Stanley Kubrick, justement, avait bien souvent recours à des œuvres préexistantes : est-ce pour vous envisageable ?
Ça m’est arrivé. J’ai ainsi illustré un petit documentaire sur l’ivresse (non encore diffusé) avec une pièce des Jatekok de Kurtág — pour une scène étrange de visite d’une cave creusée dans une falaise. J’ai parfois envie de faire entendre des musiques avec lesquelles j’ai un lien fort — dans Un peuple et son roi, sur la révolution française, on entend ainsi un extrait des Vêpres de Rachmaninov. Toujours dans ce film, j’ai tenu à faire revivre les chants de l’époque. Des œuvres populaires toutes interprétées et captées in vivo, sur les décors du tournage. Mais c’est une autre école ! J’aime que la musique d’un film soit aussi le produit d’un geste de création — je trouve ça très beau. Et puis Philippe tient à participer du processus créatif.

Dès le départ, il a donc été pour vous naturel de faire appel à Philippe pour composer les musiques de vos films ?
Oui et non, car le processus créatif chez moi est toujours ouvert. Je n’aime pas anticiper ce qui ne peut pas l’être. Philippe avait fait la musique d’un premier long métrage (sic) en Super 8 — une œuvre de jeunesse ! Dans mon premier téléfilm, il n’y avait pas de musique. J’aimerais aussi travailler un jour avec Jonny Greenwood, du groupe Radiohead pour lequel je nourris une vraie passion. J’aime beaucoup ce qu’il fait pour Paul Thomas Anderson, par exemple. Mais Philippe reste proche, et il s’intéresse beaucoup à mon travail.

L’imposez-vous à vos producteurs ?
Non, mais c’est mon choix. Je pense que les producteurs savent que si Pierre Schoeller est à la caméra, Philippe sera sans doute à la musique.

********

_CONSIGNE ÉCRITE 1_.
Indiquez combien de lignes des entrées contiennent la chaîne « heading ». Donnez seulement ce nombre.

Données d'annotation de mise en page:
********

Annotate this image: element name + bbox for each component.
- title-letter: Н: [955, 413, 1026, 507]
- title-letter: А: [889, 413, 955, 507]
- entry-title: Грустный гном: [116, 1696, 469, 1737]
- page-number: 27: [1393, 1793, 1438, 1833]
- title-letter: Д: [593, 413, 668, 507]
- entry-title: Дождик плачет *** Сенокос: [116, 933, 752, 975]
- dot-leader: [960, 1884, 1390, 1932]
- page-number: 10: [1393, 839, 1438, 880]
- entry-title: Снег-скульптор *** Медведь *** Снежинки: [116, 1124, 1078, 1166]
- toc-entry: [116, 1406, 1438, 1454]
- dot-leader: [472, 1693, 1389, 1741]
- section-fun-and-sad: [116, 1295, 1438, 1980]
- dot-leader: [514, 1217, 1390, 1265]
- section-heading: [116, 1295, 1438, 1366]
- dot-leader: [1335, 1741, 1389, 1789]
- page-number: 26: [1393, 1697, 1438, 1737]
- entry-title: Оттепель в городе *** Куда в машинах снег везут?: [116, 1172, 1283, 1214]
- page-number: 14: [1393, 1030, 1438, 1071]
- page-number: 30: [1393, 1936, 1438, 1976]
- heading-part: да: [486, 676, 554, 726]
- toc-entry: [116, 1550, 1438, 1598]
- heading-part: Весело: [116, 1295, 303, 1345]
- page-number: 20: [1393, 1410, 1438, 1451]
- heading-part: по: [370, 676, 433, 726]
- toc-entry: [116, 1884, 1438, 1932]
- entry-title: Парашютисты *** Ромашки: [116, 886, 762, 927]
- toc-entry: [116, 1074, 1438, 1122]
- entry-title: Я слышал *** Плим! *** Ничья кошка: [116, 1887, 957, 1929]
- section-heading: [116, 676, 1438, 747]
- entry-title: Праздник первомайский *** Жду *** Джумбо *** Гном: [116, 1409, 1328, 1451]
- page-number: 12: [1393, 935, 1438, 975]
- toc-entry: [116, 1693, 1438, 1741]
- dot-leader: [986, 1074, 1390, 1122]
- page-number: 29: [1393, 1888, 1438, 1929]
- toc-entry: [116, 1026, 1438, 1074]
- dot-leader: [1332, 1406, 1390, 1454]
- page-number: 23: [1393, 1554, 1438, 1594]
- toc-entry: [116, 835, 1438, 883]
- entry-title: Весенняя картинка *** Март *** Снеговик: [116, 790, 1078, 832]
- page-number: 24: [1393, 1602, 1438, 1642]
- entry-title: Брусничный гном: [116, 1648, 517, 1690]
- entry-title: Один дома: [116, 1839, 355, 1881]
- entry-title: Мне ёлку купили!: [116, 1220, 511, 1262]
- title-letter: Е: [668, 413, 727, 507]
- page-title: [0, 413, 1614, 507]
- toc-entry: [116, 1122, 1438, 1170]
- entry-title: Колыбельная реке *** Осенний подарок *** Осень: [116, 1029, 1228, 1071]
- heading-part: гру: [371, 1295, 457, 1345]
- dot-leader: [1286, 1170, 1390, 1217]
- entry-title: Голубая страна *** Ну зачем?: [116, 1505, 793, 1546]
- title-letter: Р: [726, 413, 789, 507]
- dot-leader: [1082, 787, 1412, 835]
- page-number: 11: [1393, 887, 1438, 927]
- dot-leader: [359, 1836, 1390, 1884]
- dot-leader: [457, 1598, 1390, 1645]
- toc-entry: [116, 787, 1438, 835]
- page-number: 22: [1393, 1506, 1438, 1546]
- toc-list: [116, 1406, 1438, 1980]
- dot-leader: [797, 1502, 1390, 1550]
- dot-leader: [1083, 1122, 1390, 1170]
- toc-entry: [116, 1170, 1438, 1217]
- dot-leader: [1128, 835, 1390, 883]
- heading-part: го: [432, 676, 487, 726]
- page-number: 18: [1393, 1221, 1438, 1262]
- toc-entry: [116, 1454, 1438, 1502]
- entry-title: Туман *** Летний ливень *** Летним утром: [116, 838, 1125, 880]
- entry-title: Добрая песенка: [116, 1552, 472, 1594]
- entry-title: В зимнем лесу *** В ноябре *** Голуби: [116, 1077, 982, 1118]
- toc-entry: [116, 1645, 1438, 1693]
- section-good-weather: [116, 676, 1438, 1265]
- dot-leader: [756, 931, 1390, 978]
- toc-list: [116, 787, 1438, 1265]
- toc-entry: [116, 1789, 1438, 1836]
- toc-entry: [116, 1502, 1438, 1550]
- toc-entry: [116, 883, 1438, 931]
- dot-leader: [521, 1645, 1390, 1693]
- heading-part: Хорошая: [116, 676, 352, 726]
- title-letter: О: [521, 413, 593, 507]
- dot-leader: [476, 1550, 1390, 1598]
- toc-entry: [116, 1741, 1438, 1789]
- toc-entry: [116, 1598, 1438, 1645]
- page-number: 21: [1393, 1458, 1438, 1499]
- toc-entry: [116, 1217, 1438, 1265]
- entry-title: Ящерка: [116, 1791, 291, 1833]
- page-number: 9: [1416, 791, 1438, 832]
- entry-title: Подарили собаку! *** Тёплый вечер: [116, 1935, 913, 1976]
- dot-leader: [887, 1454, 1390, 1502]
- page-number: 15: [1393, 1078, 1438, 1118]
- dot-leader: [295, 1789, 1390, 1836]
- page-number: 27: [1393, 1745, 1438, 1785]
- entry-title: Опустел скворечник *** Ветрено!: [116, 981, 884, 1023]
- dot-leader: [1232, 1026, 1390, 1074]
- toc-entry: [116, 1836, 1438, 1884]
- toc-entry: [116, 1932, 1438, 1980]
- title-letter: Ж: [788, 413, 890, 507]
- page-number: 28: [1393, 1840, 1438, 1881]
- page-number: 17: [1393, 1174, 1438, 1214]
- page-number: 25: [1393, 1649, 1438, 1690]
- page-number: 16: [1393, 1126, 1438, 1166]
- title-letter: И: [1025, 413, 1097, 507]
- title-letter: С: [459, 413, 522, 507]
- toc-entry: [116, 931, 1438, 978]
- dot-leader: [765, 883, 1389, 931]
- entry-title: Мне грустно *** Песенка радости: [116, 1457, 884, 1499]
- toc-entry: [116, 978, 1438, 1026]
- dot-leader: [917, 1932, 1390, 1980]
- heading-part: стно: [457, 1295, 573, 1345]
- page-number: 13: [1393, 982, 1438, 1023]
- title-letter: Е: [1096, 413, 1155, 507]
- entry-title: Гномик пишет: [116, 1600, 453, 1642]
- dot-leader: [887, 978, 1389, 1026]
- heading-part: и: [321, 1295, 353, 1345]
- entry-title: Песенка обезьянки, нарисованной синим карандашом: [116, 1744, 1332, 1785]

********

_CONSIGNE ÉCRITE 2_.
Extrayez en entier l'entretien sur la musique de film, sans y changer un seul mot.

_SOLUTION COMPLÈTE 1_.
10

_SOLUTION COMPLÈTE 2_.
Stanley Kubrick, justement, avait bien souvent recours à des œuvres préexistantes : est-ce pour vous envisageable ?
Ça m’est arrivé. J’ai ainsi illustré un petit documentaire sur l’ivresse (non encore diffusé) avec une pièce des Jatekok de Kurtág — pour une scène étrange de visite d’une cave creusée dans une falaise. J’ai parfois envie de faire entendre des musiques avec lesquelles j’ai un lien fort — dans Un peuple et son roi, sur la révolution française, on entend ainsi un extrait des Vêpres de Rachmaninov. Toujours dans ce film, j’ai tenu à faire revivre les chants de l’époque. Des œuvres populaires toutes interprétées et captées in vivo, sur les décors du tournage. Mais c’est une autre école ! J’aime que la musique d’un film soit aussi le produit d’un geste de création — je trouve ça très beau. Et puis Philippe tient à participer du processus créatif.

Dès le départ, il a donc été pour vous naturel de faire appel à Philippe pour composer les musiques de vos films ?
Oui et non, car le processus créatif chez moi est toujours ouvert. Je n’aime pas anticiper ce qui ne peut pas l’être. Philippe avait fait la musique d’un premier long métrage (sic) en Super 8 — une œuvre de jeunesse ! Dans mon premier téléfilm, il n’y avait pas de musique. J’aimerais aussi travailler un jour avec Jonny Greenwood, du groupe Radiohead pour lequel je nourris une vraie passion. J’aime beaucoup ce qu’il fait pour Paul Thomas Anderson, par exemple. Mais Philippe reste proche, et il s’intéresse beaucoup à mon travail.

L’imposez-vous à vos producteurs ?
Non, mais c’est mon choix. Je pense que les producteurs savent que si Pierre Schoeller est à la caméra, Philippe sera sans doute à la musique.